** Begin **

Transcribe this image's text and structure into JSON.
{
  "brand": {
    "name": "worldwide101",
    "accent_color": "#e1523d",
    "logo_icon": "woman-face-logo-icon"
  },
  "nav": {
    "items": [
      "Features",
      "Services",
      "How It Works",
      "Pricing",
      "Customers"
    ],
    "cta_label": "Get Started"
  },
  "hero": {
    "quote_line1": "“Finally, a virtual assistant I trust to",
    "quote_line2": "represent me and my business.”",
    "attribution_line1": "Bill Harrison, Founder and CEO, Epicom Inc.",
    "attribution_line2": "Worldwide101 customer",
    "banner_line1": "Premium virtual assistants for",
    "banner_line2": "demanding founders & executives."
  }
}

** End **
** Begin **

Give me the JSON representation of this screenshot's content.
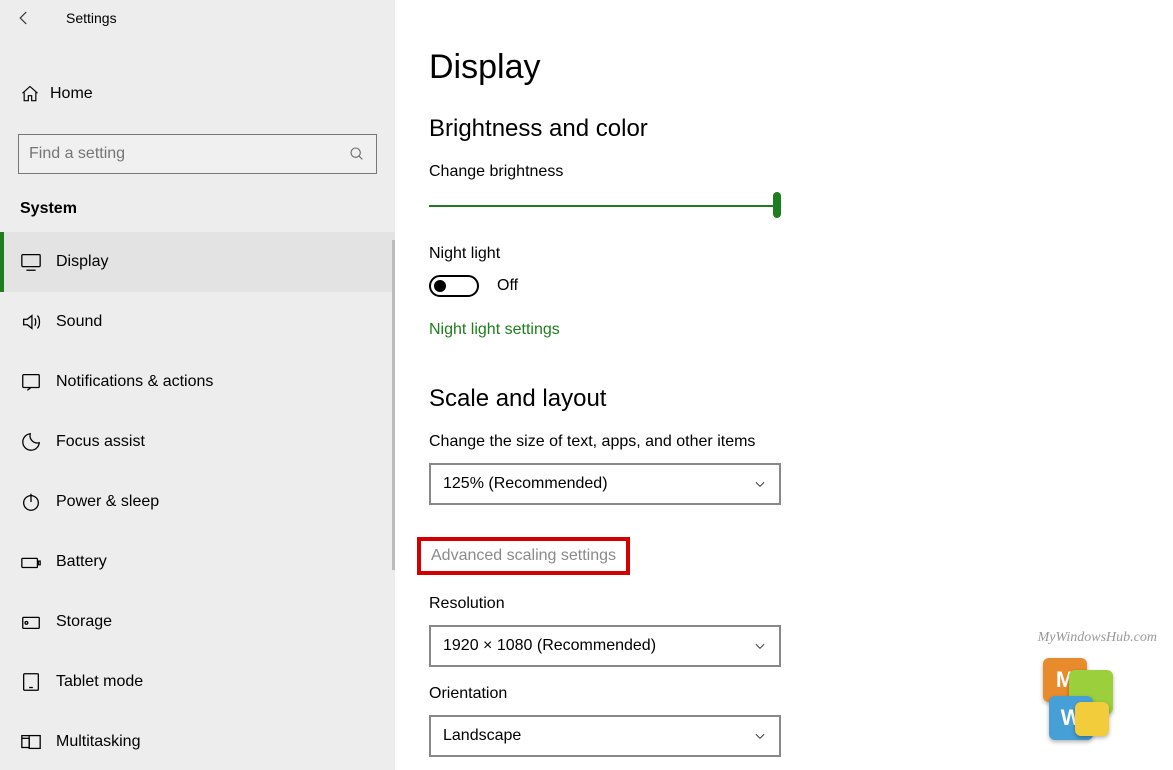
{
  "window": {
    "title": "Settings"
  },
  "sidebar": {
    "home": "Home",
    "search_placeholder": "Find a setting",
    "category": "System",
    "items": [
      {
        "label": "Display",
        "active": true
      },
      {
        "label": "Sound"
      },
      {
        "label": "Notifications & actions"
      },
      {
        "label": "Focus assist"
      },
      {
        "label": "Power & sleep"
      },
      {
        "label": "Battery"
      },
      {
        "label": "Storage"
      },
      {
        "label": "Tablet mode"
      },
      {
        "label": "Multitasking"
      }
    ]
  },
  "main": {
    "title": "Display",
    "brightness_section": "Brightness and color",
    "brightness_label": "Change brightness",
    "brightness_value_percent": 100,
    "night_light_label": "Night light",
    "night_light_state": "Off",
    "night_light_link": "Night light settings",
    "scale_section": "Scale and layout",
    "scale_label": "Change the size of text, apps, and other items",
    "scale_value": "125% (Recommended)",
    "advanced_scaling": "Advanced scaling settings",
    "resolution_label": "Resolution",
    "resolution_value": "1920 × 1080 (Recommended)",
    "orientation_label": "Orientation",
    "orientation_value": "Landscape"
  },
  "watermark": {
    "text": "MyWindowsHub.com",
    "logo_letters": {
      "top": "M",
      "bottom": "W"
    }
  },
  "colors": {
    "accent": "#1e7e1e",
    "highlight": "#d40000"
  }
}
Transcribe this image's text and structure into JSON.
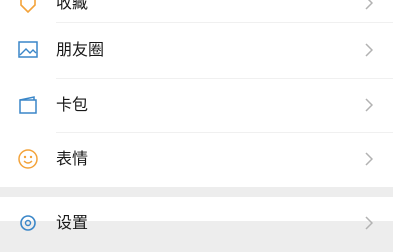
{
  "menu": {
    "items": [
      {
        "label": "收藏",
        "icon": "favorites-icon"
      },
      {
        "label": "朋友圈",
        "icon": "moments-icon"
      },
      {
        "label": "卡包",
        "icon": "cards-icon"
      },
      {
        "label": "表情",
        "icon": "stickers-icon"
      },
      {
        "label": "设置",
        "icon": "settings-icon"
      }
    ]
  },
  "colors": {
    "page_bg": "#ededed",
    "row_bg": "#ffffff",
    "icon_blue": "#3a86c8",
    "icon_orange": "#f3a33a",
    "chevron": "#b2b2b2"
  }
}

** End **

**What to work on:** Show all lines from the data above in which the word "virtual" appears.

**Exercise result:**
    "quote_line1": "“Finally, a virtual assistant I trust to",
    "banner_line1": "Premium virtual assistants for",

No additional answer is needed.